AIM OF THE TASK: Identify the lines containing the word "Analysis". Copy each one.
****************************************
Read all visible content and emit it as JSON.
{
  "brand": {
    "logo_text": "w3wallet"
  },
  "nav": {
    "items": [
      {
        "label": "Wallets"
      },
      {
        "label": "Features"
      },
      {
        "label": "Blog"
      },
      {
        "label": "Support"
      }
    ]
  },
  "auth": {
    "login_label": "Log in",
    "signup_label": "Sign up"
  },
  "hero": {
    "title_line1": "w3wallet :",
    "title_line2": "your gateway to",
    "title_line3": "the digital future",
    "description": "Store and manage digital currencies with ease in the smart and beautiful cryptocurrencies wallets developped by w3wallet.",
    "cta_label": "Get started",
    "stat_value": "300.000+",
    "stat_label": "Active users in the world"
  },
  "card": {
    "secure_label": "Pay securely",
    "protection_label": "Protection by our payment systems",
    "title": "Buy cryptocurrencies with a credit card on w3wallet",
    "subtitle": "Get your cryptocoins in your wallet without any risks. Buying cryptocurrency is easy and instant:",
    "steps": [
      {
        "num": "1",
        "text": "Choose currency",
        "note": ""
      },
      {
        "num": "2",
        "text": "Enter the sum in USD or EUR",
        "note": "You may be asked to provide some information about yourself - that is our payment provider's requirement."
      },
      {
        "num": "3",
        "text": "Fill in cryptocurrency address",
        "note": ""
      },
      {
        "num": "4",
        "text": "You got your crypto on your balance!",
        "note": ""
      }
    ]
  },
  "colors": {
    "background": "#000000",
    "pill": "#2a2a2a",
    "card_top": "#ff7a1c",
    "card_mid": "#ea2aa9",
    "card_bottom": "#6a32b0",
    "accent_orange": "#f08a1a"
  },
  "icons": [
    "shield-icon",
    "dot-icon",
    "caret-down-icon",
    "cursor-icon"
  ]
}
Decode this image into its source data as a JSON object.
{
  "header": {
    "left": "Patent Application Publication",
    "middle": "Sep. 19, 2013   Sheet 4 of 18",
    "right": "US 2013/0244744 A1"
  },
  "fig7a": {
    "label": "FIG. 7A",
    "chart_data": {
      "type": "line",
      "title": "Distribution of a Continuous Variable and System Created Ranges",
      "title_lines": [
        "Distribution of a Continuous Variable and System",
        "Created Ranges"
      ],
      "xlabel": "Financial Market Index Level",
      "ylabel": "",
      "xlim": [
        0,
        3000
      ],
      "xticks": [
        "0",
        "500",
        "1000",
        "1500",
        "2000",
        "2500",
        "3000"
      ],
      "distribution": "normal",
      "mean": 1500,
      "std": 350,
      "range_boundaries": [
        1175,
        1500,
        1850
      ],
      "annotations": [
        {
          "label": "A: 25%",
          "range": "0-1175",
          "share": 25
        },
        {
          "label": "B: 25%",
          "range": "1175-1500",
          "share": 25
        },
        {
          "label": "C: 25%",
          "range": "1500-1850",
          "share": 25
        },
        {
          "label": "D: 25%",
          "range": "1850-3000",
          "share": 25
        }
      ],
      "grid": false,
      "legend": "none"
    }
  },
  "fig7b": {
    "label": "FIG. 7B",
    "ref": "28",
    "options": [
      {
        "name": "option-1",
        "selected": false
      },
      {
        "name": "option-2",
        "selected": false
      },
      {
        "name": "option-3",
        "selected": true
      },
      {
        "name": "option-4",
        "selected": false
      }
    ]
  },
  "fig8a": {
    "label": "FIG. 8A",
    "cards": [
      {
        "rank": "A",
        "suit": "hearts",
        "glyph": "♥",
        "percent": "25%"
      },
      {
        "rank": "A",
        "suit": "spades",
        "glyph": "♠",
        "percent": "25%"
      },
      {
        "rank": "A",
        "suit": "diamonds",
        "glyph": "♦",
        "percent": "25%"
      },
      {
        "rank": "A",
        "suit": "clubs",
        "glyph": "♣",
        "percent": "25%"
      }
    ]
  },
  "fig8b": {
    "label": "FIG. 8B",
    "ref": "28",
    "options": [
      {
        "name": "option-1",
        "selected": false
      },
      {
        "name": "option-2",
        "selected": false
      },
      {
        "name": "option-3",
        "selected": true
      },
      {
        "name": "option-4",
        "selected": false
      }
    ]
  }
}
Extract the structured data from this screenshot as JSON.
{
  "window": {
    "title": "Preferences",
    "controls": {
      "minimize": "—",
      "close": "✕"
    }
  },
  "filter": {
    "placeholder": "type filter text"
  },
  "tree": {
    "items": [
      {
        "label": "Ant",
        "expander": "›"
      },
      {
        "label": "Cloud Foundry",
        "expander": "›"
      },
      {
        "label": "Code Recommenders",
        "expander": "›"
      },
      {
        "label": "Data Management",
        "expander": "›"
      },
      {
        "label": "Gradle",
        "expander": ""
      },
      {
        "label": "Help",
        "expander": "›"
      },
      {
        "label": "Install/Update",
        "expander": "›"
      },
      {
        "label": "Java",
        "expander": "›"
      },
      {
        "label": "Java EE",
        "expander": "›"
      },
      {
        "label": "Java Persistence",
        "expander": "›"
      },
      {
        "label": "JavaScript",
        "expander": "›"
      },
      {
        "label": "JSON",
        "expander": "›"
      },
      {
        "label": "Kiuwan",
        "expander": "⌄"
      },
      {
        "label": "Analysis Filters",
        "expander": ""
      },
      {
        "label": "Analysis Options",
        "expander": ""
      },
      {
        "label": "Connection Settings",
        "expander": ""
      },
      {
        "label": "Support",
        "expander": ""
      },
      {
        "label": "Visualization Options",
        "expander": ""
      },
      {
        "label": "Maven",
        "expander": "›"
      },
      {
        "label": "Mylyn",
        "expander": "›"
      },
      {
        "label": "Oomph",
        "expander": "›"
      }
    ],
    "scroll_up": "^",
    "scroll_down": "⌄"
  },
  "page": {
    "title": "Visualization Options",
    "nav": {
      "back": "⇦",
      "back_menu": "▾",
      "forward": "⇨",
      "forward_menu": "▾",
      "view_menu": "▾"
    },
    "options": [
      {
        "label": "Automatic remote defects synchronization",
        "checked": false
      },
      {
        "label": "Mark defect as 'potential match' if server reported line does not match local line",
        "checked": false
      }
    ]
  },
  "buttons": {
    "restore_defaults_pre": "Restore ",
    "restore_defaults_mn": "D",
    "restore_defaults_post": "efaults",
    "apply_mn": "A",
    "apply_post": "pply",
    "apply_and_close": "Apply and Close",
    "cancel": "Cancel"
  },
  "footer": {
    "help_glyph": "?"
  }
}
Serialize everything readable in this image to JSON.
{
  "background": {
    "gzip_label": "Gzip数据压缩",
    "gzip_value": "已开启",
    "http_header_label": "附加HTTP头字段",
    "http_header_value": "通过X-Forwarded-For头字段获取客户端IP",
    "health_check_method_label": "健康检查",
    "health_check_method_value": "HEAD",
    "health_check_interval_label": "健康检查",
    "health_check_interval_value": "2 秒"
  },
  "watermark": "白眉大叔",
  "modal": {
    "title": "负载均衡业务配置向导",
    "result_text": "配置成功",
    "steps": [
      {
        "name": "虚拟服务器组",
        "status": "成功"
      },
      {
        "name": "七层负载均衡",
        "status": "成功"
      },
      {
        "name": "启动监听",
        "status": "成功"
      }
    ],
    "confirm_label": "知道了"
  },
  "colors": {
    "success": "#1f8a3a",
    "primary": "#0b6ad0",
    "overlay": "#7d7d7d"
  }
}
****************************************
THE REPLY:
        "label": "Analysis Filters",
        "label": "Analysis Options",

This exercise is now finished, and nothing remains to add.